Data entries
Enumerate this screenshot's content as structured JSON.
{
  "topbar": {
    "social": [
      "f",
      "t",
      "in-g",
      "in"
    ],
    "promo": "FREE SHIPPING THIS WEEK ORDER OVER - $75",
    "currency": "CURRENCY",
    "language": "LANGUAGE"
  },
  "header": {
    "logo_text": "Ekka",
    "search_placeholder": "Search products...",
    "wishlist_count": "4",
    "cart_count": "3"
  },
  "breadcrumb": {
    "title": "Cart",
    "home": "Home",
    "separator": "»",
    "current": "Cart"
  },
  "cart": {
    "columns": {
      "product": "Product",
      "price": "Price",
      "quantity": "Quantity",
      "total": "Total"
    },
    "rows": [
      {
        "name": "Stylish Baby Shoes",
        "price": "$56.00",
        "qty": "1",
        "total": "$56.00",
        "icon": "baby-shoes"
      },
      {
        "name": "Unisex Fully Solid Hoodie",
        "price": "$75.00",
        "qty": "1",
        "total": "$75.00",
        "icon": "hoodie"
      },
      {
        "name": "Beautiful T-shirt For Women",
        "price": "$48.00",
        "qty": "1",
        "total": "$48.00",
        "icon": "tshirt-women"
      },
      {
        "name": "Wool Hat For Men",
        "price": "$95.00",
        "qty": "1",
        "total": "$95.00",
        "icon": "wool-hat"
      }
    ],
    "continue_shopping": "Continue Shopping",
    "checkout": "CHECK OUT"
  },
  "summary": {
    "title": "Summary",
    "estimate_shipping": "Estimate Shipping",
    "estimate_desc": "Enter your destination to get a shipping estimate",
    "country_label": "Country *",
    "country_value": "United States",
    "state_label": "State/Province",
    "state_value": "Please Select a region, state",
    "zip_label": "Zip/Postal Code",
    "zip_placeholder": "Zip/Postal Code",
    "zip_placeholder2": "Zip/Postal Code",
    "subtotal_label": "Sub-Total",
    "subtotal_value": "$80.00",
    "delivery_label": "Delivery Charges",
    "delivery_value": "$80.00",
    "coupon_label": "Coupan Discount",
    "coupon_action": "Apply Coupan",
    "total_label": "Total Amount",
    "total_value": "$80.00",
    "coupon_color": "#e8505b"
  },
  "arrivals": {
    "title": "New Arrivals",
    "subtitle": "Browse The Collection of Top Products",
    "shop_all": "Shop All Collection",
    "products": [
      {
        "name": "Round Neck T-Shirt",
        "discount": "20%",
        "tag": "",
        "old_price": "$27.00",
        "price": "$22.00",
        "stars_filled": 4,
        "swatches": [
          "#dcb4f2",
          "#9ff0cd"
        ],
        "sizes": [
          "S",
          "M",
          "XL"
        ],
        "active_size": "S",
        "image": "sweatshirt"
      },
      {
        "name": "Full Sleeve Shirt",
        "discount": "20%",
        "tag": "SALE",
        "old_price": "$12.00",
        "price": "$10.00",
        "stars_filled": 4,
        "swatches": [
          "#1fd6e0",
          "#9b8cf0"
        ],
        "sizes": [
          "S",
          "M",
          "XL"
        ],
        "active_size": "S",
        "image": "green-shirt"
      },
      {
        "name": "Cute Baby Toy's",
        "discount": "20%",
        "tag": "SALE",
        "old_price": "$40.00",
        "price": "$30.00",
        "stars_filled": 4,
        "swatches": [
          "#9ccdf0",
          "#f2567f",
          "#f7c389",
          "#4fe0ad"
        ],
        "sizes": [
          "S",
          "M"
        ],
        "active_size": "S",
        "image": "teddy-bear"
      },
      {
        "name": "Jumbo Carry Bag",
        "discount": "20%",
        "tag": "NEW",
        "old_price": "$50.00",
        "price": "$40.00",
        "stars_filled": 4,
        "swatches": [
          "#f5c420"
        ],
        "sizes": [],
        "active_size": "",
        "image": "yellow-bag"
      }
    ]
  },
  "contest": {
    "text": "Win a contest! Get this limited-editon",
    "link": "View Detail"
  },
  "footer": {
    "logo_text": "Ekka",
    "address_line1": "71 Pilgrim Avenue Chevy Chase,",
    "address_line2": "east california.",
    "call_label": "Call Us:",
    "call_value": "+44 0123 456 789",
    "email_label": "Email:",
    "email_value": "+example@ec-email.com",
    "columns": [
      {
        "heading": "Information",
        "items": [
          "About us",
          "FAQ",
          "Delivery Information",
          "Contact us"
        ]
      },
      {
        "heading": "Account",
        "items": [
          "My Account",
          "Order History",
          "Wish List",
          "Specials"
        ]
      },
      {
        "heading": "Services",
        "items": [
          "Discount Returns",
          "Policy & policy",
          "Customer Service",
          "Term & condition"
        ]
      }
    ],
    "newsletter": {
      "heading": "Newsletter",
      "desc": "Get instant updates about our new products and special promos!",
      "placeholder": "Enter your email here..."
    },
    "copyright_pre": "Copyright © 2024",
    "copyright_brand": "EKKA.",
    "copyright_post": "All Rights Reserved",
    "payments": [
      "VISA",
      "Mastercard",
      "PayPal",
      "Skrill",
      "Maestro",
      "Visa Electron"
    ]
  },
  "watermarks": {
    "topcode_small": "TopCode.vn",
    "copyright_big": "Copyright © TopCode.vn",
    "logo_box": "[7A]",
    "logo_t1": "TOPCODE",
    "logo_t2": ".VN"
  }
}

* **What is required**: Above are the records; retype them all without a single difference.

* **Worked solution**:
Enumerate this screenshot's content as structured JSON.
{
  "topbar": {
    "social": [
      "f",
      "t",
      "in-g",
      "in"
    ],
    "promo": "FREE SHIPPING THIS WEEK ORDER OVER - $75",
    "currency": "CURRENCY",
    "language": "LANGUAGE"
  },
  "header": {
    "logo_text": "Ekka",
    "search_placeholder": "Search products...",
    "wishlist_count": "4",
    "cart_count": "3"
  },
  "breadcrumb": {
    "title": "Cart",
    "home": "Home",
    "separator": "»",
    "current": "Cart"
  },
  "cart": {
    "columns": {
      "product": "Product",
      "price": "Price",
      "quantity": "Quantity",
      "total": "Total"
    },
    "rows": [
      {
        "name": "Stylish Baby Shoes",
        "price": "$56.00",
        "qty": "1",
        "total": "$56.00",
        "icon": "baby-shoes"
      },
      {
        "name": "Unisex Fully Solid Hoodie",
        "price": "$75.00",
        "qty": "1",
        "total": "$75.00",
        "icon": "hoodie"
      },
      {
        "name": "Beautiful T-shirt For Women",
        "price": "$48.00",
        "qty": "1",
        "total": "$48.00",
        "icon": "tshirt-women"
      },
      {
        "name": "Wool Hat For Men",
        "price": "$95.00",
        "qty": "1",
        "total": "$95.00",
        "icon": "wool-hat"
      }
    ],
    "continue_shopping": "Continue Shopping",
    "checkout": "CHECK OUT"
  },
  "summary": {
    "title": "Summary",
    "estimate_shipping": "Estimate Shipping",
    "estimate_desc": "Enter your destination to get a shipping estimate",
    "country_label": "Country *",
    "country_value": "United States",
    "state_label": "State/Province",
    "state_value": "Please Select a region, state",
    "zip_label": "Zip/Postal Code",
    "zip_placeholder": "Zip/Postal Code",
    "zip_placeholder2": "Zip/Postal Code",
    "subtotal_label": "Sub-Total",
    "subtotal_value": "$80.00",
    "delivery_label": "Delivery Charges",
    "delivery_value": "$80.00",
    "coupon_label": "Coupan Discount",
    "coupon_action": "Apply Coupan",
    "total_label": "Total Amount",
    "total_value": "$80.00",
    "coupon_color": "#e8505b"
  },
  "arrivals": {
    "title": "New Arrivals",
    "subtitle": "Browse The Collection of Top Products",
    "shop_all": "Shop All Collection",
    "products": [
      {
        "name": "Round Neck T-Shirt",
        "discount": "20%",
        "tag": "",
        "old_price": "$27.00",
        "price": "$22.00",
        "stars_filled": 4,
        "swatches": [
          "#dcb4f2",
          "#9ff0cd"
        ],
        "sizes": [
          "S",
          "M",
          "XL"
        ],
        "active_size": "S",
        "image": "sweatshirt"
      },
      {
        "name": "Full Sleeve Shirt",
        "discount": "20%",
        "tag": "SALE",
        "old_price": "$12.00",
        "price": "$10.00",
        "stars_filled": 4,
        "swatches": [
          "#1fd6e0",
          "#9b8cf0"
        ],
        "sizes": [
          "S",
          "M",
          "XL"
        ],
        "active_size": "S",
        "image": "green-shirt"
      },
      {
        "name": "Cute Baby Toy's",
        "discount": "20%",
        "tag": "SALE",
        "old_price": "$40.00",
        "price": "$30.00",
        "stars_filled": 4,
        "swatches": [
          "#9ccdf0",
          "#f2567f",
          "#f7c389",
          "#4fe0ad"
        ],
        "sizes": [
          "S",
          "M"
        ],
        "active_size": "S",
        "image": "teddy-bear"
      },
      {
        "name": "Jumbo Carry Bag",
        "discount": "20%",
        "tag": "NEW",
        "old_price": "$50.00",
        "price": "$40.00",
        "stars_filled": 4,
        "swatches": [
          "#f5c420"
        ],
        "sizes": [],
        "active_size": "",
        "image": "yellow-bag"
      }
    ]
  },
  "contest": {
    "text": "Win a contest! Get this limited-editon",
    "link": "View Detail"
  },
  "footer": {
    "logo_text": "Ekka",
    "address_line1": "71 Pilgrim Avenue Chevy Chase,",
    "address_line2": "east california.",
    "call_label": "Call Us:",
    "call_value": "+44 0123 456 789",
    "email_label": "Email:",
    "email_value": "+example@ec-email.com",
    "columns": [
      {
        "heading": "Information",
        "items": [
          "About us",
          "FAQ",
          "Delivery Information",
          "Contact us"
        ]
      },
      {
        "heading": "Account",
        "items": [
          "My Account",
          "Order History",
          "Wish List",
          "Specials"
        ]
      },
      {
        "heading": "Services",
        "items": [
          "Discount Returns",
          "Policy & policy",
          "Customer Service",
          "Term & condition"
        ]
      }
    ],
    "newsletter": {
      "heading": "Newsletter",
      "desc": "Get instant updates about our new products and special promos!",
      "placeholder": "Enter your email here..."
    },
    "copyright_pre": "Copyright © 2024",
    "copyright_brand": "EKKA.",
    "copyright_post": "All Rights Reserved",
    "payments": [
      "VISA",
      "Mastercard",
      "PayPal",
      "Skrill",
      "Maestro",
      "Visa Electron"
    ]
  },
  "watermarks": {
    "topcode_small": "TopCode.vn",
    "copyright_big": "Copyright © TopCode.vn",
    "logo_box": "[7A]",
    "logo_t1": "TOPCODE",
    "logo_t2": ".VN"
  }
}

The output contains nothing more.